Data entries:
----------------------------------------
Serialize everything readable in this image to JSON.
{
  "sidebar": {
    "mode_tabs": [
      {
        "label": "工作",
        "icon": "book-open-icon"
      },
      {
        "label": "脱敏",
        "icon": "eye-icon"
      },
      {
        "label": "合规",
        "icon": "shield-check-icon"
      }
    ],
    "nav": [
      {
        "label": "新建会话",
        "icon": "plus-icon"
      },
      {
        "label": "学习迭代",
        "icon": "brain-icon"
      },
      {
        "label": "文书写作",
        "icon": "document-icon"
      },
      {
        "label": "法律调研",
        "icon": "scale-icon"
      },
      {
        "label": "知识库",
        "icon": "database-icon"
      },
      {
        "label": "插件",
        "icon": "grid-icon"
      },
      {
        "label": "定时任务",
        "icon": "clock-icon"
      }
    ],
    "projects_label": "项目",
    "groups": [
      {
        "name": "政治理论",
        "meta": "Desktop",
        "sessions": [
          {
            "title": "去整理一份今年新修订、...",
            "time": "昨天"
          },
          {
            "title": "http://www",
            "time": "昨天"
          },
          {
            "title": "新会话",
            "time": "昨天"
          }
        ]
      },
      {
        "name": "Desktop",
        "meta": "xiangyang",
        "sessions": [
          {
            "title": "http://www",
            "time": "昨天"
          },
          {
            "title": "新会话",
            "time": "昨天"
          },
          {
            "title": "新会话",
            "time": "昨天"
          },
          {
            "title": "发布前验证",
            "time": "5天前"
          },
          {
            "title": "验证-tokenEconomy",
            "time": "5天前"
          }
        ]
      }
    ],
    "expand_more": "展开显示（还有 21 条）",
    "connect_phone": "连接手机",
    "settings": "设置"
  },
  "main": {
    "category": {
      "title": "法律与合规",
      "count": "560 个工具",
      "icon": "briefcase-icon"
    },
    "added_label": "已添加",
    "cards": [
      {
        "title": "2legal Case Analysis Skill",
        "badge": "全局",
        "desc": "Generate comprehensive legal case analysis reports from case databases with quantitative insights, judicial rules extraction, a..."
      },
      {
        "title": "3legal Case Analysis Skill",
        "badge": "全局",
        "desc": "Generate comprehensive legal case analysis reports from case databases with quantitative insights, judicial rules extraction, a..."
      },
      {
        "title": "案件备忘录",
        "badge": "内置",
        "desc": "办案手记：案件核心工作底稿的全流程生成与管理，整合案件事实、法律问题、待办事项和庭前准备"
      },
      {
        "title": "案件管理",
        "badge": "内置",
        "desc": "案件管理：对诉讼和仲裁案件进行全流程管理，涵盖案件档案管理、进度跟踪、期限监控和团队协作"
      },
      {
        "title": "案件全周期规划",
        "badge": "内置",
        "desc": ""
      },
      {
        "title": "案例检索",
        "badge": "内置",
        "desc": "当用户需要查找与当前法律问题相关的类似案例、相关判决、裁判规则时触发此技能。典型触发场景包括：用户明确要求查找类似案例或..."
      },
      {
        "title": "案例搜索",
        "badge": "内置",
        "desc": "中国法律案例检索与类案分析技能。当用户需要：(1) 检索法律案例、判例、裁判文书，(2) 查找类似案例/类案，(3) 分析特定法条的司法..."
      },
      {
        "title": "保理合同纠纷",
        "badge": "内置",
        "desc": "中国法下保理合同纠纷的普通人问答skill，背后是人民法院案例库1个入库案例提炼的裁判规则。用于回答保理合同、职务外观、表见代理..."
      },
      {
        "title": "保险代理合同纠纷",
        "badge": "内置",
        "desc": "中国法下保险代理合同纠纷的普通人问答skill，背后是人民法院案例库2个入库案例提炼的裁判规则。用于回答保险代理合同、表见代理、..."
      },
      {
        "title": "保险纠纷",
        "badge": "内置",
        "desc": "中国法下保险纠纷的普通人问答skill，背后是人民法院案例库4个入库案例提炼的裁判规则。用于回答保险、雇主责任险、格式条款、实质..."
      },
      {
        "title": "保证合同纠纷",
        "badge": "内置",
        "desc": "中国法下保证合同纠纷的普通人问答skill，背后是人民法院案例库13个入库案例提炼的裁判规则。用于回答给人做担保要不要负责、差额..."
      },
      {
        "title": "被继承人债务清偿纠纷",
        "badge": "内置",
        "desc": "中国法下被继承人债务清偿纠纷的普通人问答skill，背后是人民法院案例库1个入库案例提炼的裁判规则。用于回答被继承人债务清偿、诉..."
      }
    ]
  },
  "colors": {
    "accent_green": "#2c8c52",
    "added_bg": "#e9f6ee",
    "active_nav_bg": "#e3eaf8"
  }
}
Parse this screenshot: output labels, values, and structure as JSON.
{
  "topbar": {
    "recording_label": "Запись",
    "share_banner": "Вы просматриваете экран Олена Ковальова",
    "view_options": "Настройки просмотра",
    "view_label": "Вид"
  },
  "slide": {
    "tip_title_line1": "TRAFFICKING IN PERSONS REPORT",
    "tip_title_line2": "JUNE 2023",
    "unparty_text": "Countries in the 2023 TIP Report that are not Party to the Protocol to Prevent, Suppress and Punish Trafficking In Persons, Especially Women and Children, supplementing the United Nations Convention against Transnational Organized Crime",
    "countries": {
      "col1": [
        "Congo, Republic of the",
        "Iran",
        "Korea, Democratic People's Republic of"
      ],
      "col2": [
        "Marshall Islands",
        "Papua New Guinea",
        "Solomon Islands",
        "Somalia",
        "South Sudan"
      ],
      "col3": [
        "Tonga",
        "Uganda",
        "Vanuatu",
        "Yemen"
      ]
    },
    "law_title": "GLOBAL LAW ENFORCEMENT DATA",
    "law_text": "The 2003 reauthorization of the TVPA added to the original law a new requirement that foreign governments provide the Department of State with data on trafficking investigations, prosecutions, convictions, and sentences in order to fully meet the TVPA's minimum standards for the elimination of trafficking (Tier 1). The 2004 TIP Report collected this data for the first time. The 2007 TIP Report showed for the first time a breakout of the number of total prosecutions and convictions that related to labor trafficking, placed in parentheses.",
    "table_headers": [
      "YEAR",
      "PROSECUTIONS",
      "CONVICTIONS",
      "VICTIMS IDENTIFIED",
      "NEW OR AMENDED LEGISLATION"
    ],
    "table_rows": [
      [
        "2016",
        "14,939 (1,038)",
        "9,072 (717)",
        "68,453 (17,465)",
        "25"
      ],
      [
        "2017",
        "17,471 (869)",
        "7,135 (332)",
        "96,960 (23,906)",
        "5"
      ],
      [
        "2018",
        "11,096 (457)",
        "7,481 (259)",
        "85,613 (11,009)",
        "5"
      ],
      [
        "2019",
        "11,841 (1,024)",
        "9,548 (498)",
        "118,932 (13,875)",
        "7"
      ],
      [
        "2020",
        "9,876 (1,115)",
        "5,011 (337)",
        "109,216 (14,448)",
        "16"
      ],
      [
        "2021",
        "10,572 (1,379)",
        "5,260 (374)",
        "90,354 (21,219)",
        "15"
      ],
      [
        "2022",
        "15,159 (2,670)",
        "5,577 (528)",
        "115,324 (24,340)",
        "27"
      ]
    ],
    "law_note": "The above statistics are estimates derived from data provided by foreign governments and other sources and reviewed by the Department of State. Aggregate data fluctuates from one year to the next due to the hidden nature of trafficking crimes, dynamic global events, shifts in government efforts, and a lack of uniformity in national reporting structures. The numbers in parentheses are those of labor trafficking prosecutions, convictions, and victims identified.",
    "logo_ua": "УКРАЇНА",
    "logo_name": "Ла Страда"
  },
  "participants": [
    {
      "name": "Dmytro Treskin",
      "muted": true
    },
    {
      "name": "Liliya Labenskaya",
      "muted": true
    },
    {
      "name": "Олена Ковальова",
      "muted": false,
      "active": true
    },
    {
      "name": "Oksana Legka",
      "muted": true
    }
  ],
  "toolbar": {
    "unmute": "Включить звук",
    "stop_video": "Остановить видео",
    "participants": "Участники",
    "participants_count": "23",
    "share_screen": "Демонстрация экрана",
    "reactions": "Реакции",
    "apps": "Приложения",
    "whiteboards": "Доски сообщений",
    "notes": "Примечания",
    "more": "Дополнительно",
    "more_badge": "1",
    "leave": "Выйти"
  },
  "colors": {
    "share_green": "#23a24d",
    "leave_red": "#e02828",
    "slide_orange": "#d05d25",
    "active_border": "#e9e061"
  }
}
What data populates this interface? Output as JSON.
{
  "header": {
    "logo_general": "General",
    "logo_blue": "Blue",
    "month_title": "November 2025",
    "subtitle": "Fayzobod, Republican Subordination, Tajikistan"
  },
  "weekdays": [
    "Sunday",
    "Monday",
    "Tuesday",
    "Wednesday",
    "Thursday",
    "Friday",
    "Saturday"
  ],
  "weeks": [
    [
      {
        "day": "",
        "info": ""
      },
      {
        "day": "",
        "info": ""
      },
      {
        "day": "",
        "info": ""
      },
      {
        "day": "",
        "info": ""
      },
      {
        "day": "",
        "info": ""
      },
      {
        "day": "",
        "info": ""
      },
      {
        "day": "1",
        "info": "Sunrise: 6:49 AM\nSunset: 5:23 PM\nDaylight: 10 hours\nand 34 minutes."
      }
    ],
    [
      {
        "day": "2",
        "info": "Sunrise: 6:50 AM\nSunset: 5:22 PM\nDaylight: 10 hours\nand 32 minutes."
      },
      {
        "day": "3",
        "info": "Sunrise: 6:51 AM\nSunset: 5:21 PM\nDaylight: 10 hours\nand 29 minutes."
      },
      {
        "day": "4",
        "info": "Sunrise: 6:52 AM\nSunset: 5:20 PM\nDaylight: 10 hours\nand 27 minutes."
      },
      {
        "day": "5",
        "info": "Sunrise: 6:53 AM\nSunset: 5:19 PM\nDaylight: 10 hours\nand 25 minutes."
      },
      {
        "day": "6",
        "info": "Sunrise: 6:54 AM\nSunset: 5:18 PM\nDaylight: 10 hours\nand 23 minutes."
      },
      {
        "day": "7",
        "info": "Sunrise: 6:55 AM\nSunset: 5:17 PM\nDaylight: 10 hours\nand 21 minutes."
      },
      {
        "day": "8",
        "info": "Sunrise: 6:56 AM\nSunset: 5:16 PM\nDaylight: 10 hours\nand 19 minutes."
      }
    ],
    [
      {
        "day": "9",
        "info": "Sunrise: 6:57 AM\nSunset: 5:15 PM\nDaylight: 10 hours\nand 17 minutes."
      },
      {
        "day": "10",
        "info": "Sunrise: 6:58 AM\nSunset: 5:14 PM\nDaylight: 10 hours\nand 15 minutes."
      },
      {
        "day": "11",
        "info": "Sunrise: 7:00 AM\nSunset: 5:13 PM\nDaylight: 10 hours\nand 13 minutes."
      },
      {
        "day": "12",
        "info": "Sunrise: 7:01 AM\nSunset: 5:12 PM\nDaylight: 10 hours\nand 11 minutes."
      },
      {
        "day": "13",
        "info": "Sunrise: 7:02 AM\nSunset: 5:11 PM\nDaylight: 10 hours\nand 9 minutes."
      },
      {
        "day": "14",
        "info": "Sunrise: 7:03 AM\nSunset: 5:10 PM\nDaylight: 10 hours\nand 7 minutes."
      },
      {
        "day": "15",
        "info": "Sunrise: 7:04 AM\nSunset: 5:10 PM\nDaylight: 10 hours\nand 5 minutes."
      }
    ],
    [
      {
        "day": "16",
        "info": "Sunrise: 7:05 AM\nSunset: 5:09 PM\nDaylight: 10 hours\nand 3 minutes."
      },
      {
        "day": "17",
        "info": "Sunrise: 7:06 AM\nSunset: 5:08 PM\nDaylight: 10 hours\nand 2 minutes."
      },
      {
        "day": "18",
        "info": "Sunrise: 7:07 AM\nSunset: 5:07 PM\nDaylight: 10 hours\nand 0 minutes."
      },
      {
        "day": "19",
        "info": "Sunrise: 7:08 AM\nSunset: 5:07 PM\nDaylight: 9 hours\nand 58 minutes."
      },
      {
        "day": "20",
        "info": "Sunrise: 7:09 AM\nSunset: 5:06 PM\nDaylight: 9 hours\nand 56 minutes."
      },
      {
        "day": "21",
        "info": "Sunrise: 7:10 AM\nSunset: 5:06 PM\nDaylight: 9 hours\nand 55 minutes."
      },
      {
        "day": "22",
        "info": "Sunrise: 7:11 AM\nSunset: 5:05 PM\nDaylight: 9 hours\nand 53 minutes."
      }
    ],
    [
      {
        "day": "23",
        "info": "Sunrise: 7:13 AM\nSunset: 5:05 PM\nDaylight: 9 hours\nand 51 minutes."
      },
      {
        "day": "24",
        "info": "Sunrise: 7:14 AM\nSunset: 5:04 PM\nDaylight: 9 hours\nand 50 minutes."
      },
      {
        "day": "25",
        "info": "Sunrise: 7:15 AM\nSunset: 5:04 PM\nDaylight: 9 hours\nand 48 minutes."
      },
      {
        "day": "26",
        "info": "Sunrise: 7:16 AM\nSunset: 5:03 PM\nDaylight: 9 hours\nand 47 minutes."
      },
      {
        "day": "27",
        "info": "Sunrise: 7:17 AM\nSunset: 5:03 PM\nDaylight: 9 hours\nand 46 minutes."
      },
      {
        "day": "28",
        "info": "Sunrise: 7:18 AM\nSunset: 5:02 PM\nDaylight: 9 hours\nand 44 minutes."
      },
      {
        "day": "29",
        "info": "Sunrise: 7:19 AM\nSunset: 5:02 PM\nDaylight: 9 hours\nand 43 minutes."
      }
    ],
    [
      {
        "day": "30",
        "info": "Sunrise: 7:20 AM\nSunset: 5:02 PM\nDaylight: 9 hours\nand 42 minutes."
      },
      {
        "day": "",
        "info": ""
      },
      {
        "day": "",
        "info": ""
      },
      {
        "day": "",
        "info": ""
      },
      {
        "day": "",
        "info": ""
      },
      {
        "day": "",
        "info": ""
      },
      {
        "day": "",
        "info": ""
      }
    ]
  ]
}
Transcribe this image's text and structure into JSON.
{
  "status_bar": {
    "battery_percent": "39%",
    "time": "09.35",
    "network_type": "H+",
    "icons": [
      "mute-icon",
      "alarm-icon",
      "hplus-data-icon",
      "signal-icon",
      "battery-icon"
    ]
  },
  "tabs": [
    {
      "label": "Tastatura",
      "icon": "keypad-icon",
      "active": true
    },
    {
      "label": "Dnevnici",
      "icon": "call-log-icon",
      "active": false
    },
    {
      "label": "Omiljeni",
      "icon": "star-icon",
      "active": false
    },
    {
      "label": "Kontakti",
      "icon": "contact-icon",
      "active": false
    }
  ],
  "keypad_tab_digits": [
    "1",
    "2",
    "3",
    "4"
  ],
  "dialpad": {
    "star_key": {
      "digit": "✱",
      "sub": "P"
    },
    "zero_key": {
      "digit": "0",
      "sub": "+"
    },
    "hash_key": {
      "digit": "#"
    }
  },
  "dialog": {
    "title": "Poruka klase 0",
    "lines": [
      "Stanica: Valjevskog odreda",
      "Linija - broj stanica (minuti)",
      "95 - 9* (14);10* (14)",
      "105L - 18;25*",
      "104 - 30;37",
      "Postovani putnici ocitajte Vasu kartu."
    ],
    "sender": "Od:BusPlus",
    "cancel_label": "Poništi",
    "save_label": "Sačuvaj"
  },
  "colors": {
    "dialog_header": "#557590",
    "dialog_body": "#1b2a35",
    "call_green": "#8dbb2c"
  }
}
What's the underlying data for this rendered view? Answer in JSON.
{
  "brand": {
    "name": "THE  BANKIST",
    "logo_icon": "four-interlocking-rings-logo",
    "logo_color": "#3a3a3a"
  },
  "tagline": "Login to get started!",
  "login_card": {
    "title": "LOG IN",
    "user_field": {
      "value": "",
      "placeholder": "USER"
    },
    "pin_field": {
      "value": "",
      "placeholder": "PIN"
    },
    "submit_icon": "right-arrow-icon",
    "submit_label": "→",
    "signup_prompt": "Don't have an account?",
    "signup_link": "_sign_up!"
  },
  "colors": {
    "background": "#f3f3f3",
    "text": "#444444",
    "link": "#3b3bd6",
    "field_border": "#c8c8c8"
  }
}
----------------------------------------
WHAT IS EXPECTED
Find the line containing "Transcribe this image's", then output it and every line after it to the end of the data, exactly.

RESULT OF THIS EXERCISE
Transcribe this image's text and structure into JSON.
{
  "status_bar": {
    "battery_percent": "39%",
    "time": "09.35",
    "network_type": "H+",
    "icons": [
      "mute-icon",
      "alarm-icon",
      "hplus-data-icon",
      "signal-icon",
      "battery-icon"
    ]
  },
  "tabs": [
    {
      "label": "Tastatura",
      "icon": "keypad-icon",
      "active": true
    },
    {
      "label": "Dnevnici",
      "icon": "call-log-icon",
      "active": false
    },
    {
      "label": "Omiljeni",
      "icon": "star-icon",
      "active": false
    },
    {
      "label": "Kontakti",
      "icon": "contact-icon",
      "active": false
    }
  ],
  "keypad_tab_digits": [
    "1",
    "2",
    "3",
    "4"
  ],
  "dialpad": {
    "star_key": {
      "digit": "✱",
      "sub": "P"
    },
    "zero_key": {
      "digit": "0",
      "sub": "+"
    },
    "hash_key": {
      "digit": "#"
    }
  },
  "dialog": {
    "title": "Poruka klase 0",
    "lines": [
      "Stanica: Valjevskog odreda",
      "Linija - broj stanica (minuti)",
      "95 - 9* (14);10* (14)",
      "105L - 18;25*",
      "104 - 30;37",
      "Postovani putnici ocitajte Vasu kartu."
    ],
    "sender": "Od:BusPlus",
    "cancel_label": "Poništi",
    "save_label": "Sačuvaj"
  },
  "colors": {
    "dialog_header": "#557590",
    "dialog_body": "#1b2a35",
    "call_green": "#8dbb2c"
  }
}
What's the underlying data for this rendered view? Answer in JSON.
{
  "brand": {
    "name": "THE  BANKIST",
    "logo_icon": "four-interlocking-rings-logo",
    "logo_color": "#3a3a3a"
  },
  "tagline": "Login to get started!",
  "login_card": {
    "title": "LOG IN",
    "user_field": {
      "value": "",
      "placeholder": "USER"
    },
    "pin_field": {
      "value": "",
      "placeholder": "PIN"
    },
    "submit_icon": "right-arrow-icon",
    "submit_label": "→",
    "signup_prompt": "Don't have an account?",
    "signup_link": "_sign_up!"
  },
  "colors": {
    "background": "#f3f3f3",
    "text": "#444444",
    "link": "#3b3bd6",
    "field_border": "#c8c8c8"
  }
}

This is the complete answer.